WHAT IS NEEDED:
Omit every picture and return the rest of the data unaltered.

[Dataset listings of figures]
• • • • • • •

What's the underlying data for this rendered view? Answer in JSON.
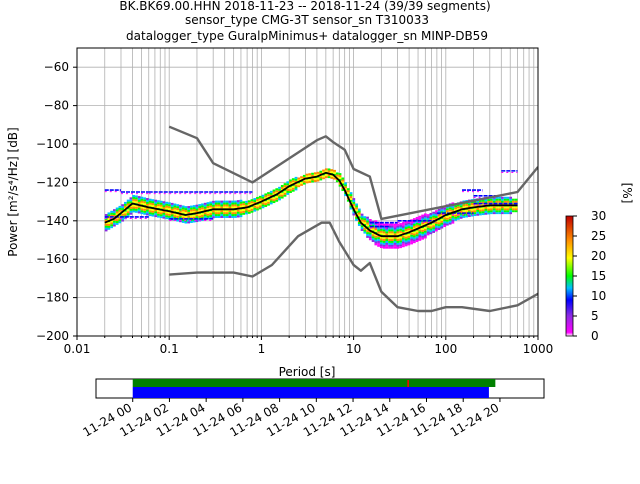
{
  "header": {
    "line1": "BK.BK69.00.HHN   2018-11-23 -- 2018-11-24  (39/39 segments)",
    "line2": "sensor_type CMG-3T sensor_sn T310033",
    "line3": "datalogger_type GuralpMinimus+ datalogger_sn MINP-DB59"
  },
  "colors": {
    "mean_curve": "#000000",
    "noise_models": "#666666",
    "coverage_good": "#008000",
    "coverage_data": "#0000ff",
    "gap_marker": "#ff0000"
  },
  "chart_data": [
    {
      "type": "heatmap",
      "title": "",
      "xlabel": "Period [s]",
      "ylabel": "Power [m²/s⁴/Hz] [dB]",
      "xscale": "log",
      "xlim": [
        0.01,
        1000
      ],
      "ylim": [
        -200,
        -50
      ],
      "x_ticks": [
        0.01,
        0.1,
        1,
        10,
        100,
        1000
      ],
      "x_tick_labels": [
        "0.01",
        "0.1",
        "1",
        "10",
        "100",
        "1000"
      ],
      "y_ticks": [
        -60,
        -80,
        -100,
        -120,
        -140,
        -160,
        -180,
        -200
      ],
      "grid": true,
      "colorbar": {
        "label": "[%]",
        "min": 0,
        "max": 30,
        "ticks": [
          0,
          5,
          10,
          15,
          20,
          25,
          30
        ]
      },
      "series": [
        {
          "name": "",
          "kind": "mean",
          "x": [
            0.02,
            0.025,
            0.03,
            0.04,
            0.06,
            0.1,
            0.15,
            0.2,
            0.3,
            0.5,
            0.7,
            1.0,
            1.5,
            2.0,
            3.0,
            4.0,
            5.0,
            6.0,
            7.0,
            8.0,
            10,
            12,
            15,
            18,
            20,
            25,
            30,
            40,
            50,
            70,
            100,
            150,
            200,
            300,
            400,
            600
          ],
          "y": [
            -141,
            -139,
            -136,
            -131,
            -133,
            -135,
            -137,
            -136,
            -134,
            -134,
            -133,
            -130,
            -126,
            -122,
            -118,
            -117,
            -115,
            -116,
            -119,
            -124,
            -134,
            -141,
            -145,
            -147,
            -148,
            -148,
            -148,
            -146,
            -144,
            -141,
            -137,
            -134,
            -133,
            -132,
            -132,
            -132
          ]
        },
        {
          "name": "",
          "kind": "noise_model_high",
          "x": [
            0.1,
            0.2,
            0.3,
            0.8,
            4,
            5,
            6,
            8,
            10,
            15,
            20,
            600,
            1000
          ],
          "y": [
            -91,
            -97,
            -110,
            -120,
            -98,
            -96,
            -99,
            -103,
            -113,
            -117,
            -139,
            -125,
            -112
          ]
        },
        {
          "name": "",
          "kind": "noise_model_low",
          "x": [
            0.1,
            0.2,
            0.5,
            0.8,
            1.3,
            2.5,
            4.5,
            5.5,
            7,
            10,
            12,
            15,
            20,
            30,
            50,
            70,
            100,
            150,
            300,
            600,
            1000
          ],
          "y": [
            -168,
            -167,
            -167,
            -169,
            -163,
            -148,
            -141,
            -141,
            -151,
            -163,
            -166,
            -162,
            -177,
            -185,
            -187,
            -187,
            -185,
            -185,
            -187,
            -184,
            -178
          ]
        }
      ],
      "probability_band": {
        "x": [
          0.02,
          0.03,
          0.04,
          0.06,
          0.1,
          0.15,
          0.2,
          0.3,
          0.5,
          0.7,
          1.0,
          1.5,
          2.0,
          3.0,
          4.0,
          5.0,
          6.0,
          7.0,
          8.0,
          10,
          12,
          15,
          18,
          20,
          25,
          30,
          40,
          50,
          70,
          100,
          150,
          200,
          300,
          400,
          600
        ],
        "y": [
          -141,
          -136,
          -131,
          -133,
          -135,
          -137,
          -136,
          -134,
          -134,
          -133,
          -130,
          -126,
          -122,
          -118,
          -117,
          -115,
          -116,
          -119,
          -124,
          -134,
          -141,
          -145,
          -147,
          -148,
          -148,
          -148,
          -146,
          -144,
          -141,
          -137,
          -134,
          -133,
          -132,
          -132,
          -132
        ],
        "spread": [
          4,
          4,
          4,
          4,
          4,
          4,
          4,
          4,
          4,
          3,
          3,
          3,
          3,
          2,
          2,
          2,
          2,
          3,
          3,
          4,
          4,
          5,
          6,
          6,
          6,
          6,
          6,
          6,
          5,
          5,
          4,
          4,
          4,
          4,
          3
        ]
      },
      "sparse_segments": [
        {
          "x": [
            0.02,
            0.03
          ],
          "y": -124
        },
        {
          "x": [
            0.03,
            0.06
          ],
          "y": -125
        },
        {
          "x": [
            0.06,
            0.1
          ],
          "y": -125
        },
        {
          "x": [
            0.1,
            0.8
          ],
          "y": -125
        },
        {
          "x": [
            0.02,
            0.06
          ],
          "y": -138
        },
        {
          "x": [
            0.1,
            0.3
          ],
          "y": -139
        },
        {
          "x": [
            15,
            30
          ],
          "y": -141
        },
        {
          "x": [
            15,
            25
          ],
          "y": -143
        },
        {
          "x": [
            30,
            80
          ],
          "y": -140
        },
        {
          "x": [
            80,
            200
          ],
          "y": -136
        },
        {
          "x": [
            200,
            600
          ],
          "y": -131
        },
        {
          "x": [
            200,
            350
          ],
          "y": -127
        },
        {
          "x": [
            150,
            250
          ],
          "y": -124
        },
        {
          "x": [
            400,
            600
          ],
          "y": -114
        }
      ]
    },
    {
      "type": "bar",
      "title": "",
      "x_tick_labels": [
        "11-24 00",
        "11-24 02",
        "11-24 04",
        "11-24 06",
        "11-24 08",
        "11-24 10",
        "11-24 12",
        "11-24 14",
        "11-24 16",
        "11-24 18",
        "11-24 20"
      ],
      "xlim_hours": [
        -2,
        22.4
      ],
      "series": [
        {
          "name": "",
          "kind": "coverage",
          "start_h": 0,
          "end_h": 19.75,
          "color": "#008000"
        },
        {
          "name": "",
          "kind": "data",
          "start_h": 0,
          "end_h": 19.4,
          "color": "#0000ff"
        }
      ],
      "gap_hours": [
        15.0
      ]
    }
  ]
}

• • • • • • •

EXERCISE OUTPUT:
What's the underlying data for this rendered view? Answer in JSON.
{
  "header": {
    "line1": "BK.BK69.00.HHN   2018-11-23 -- 2018-11-24  (39/39 segments)",
    "line2": "sensor_type CMG-3T sensor_sn T310033",
    "line3": "datalogger_type GuralpMinimus+ datalogger_sn MINP-DB59"
  },
  "colors": {
    "mean_curve": "#000000",
    "noise_models": "#666666",
    "coverage_good": "#008000",
    "coverage_data": "#0000ff",
    "gap_marker": "#ff0000"
  },
  "chart_data": [
    {
      "type": "heatmap",
      "title": "",
      "xlabel": "Period [s]",
      "ylabel": "Power [m²/s⁴/Hz] [dB]",
      "xscale": "log",
      "xlim": [
        0.01,
        1000
      ],
      "ylim": [
        -200,
        -50
      ],
      "x_ticks": [
        0.01,
        0.1,
        1,
        10,
        100,
        1000
      ],
      "x_tick_labels": [
        "0.01",
        "0.1",
        "1",
        "10",
        "100",
        "1000"
      ],
      "y_ticks": [
        -60,
        -80,
        -100,
        -120,
        -140,
        -160,
        -180,
        -200
      ],
      "grid": true,
      "colorbar": {
        "label": "[%]",
        "min": 0,
        "max": 30,
        "ticks": [
          0,
          5,
          10,
          15,
          20,
          25,
          30
        ]
      },
      "series": [
        {
          "name": "",
          "kind": "mean",
          "x": [
            0.02,
            0.025,
            0.03,
            0.04,
            0.06,
            0.1,
            0.15,
            0.2,
            0.3,
            0.5,
            0.7,
            1.0,
            1.5,
            2.0,
            3.0,
            4.0,
            5.0,
            6.0,
            7.0,
            8.0,
            10,
            12,
            15,
            18,
            20,
            25,
            30,
            40,
            50,
            70,
            100,
            150,
            200,
            300,
            400,
            600
          ],
          "y": [
            -141,
            -139,
            -136,
            -131,
            -133,
            -135,
            -137,
            -136,
            -134,
            -134,
            -133,
            -130,
            -126,
            -122,
            -118,
            -117,
            -115,
            -116,
            -119,
            -124,
            -134,
            -141,
            -145,
            -147,
            -148,
            -148,
            -148,
            -146,
            -144,
            -141,
            -137,
            -134,
            -133,
            -132,
            -132,
            -132
          ]
        },
        {
          "name": "",
          "kind": "noise_model_high",
          "x": [
            0.1,
            0.2,
            0.3,
            0.8,
            4,
            5,
            6,
            8,
            10,
            15,
            20,
            600,
            1000
          ],
          "y": [
            -91,
            -97,
            -110,
            -120,
            -98,
            -96,
            -99,
            -103,
            -113,
            -117,
            -139,
            -125,
            -112
          ]
        },
        {
          "name": "",
          "kind": "noise_model_low",
          "x": [
            0.1,
            0.2,
            0.5,
            0.8,
            1.3,
            2.5,
            4.5,
            5.5,
            7,
            10,
            12,
            15,
            20,
            30,
            50,
            70,
            100,
            150,
            300,
            600,
            1000
          ],
          "y": [
            -168,
            -167,
            -167,
            -169,
            -163,
            -148,
            -141,
            -141,
            -151,
            -163,
            -166,
            -162,
            -177,
            -185,
            -187,
            -187,
            -185,
            -185,
            -187,
            -184,
            -178
          ]
        }
      ],
      "probability_band": {
        "x": [
          0.02,
          0.03,
          0.04,
          0.06,
          0.1,
          0.15,
          0.2,
          0.3,
          0.5,
          0.7,
          1.0,
          1.5,
          2.0,
          3.0,
          4.0,
          5.0,
          6.0,
          7.0,
          8.0,
          10,
          12,
          15,
          18,
          20,
          25,
          30,
          40,
          50,
          70,
          100,
          150,
          200,
          300,
          400,
          600
        ],
        "y": [
          -141,
          -136,
          -131,
          -133,
          -135,
          -137,
          -136,
          -134,
          -134,
          -133,
          -130,
          -126,
          -122,
          -118,
          -117,
          -115,
          -116,
          -119,
          -124,
          -134,
          -141,
          -145,
          -147,
          -148,
          -148,
          -148,
          -146,
          -144,
          -141,
          -137,
          -134,
          -133,
          -132,
          -132,
          -132
        ],
        "spread": [
          4,
          4,
          4,
          4,
          4,
          4,
          4,
          4,
          4,
          3,
          3,
          3,
          3,
          2,
          2,
          2,
          2,
          3,
          3,
          4,
          4,
          5,
          6,
          6,
          6,
          6,
          6,
          6,
          5,
          5,
          4,
          4,
          4,
          4,
          3
        ]
      },
      "sparse_segments": [
        {
          "x": [
            0.02,
            0.03
          ],
          "y": -124
        },
        {
          "x": [
            0.03,
            0.06
          ],
          "y": -125
        },
        {
          "x": [
            0.06,
            0.1
          ],
          "y": -125
        },
        {
          "x": [
            0.1,
            0.8
          ],
          "y": -125
        },
        {
          "x": [
            0.02,
            0.06
          ],
          "y": -138
        },
        {
          "x": [
            0.1,
            0.3
          ],
          "y": -139
        },
        {
          "x": [
            15,
            30
          ],
          "y": -141
        },
        {
          "x": [
            15,
            25
          ],
          "y": -143
        },
        {
          "x": [
            30,
            80
          ],
          "y": -140
        },
        {
          "x": [
            80,
            200
          ],
          "y": -136
        },
        {
          "x": [
            200,
            600
          ],
          "y": -131
        },
        {
          "x": [
            200,
            350
          ],
          "y": -127
        },
        {
          "x": [
            150,
            250
          ],
          "y": -124
        },
        {
          "x": [
            400,
            600
          ],
          "y": -114
        }
      ]
    },
    {
      "type": "bar",
      "title": "",
      "x_tick_labels": [
        "11-24 00",
        "11-24 02",
        "11-24 04",
        "11-24 06",
        "11-24 08",
        "11-24 10",
        "11-24 12",
        "11-24 14",
        "11-24 16",
        "11-24 18",
        "11-24 20"
      ],
      "xlim_hours": [
        -2,
        22.4
      ],
      "series": [
        {
          "name": "",
          "kind": "coverage",
          "start_h": 0,
          "end_h": 19.75,
          "color": "#008000"
        },
        {
          "name": "",
          "kind": "data",
          "start_h": 0,
          "end_h": 19.4,
          "color": "#0000ff"
        }
      ],
      "gap_hours": [
        15.0
      ]
    }
  ]
}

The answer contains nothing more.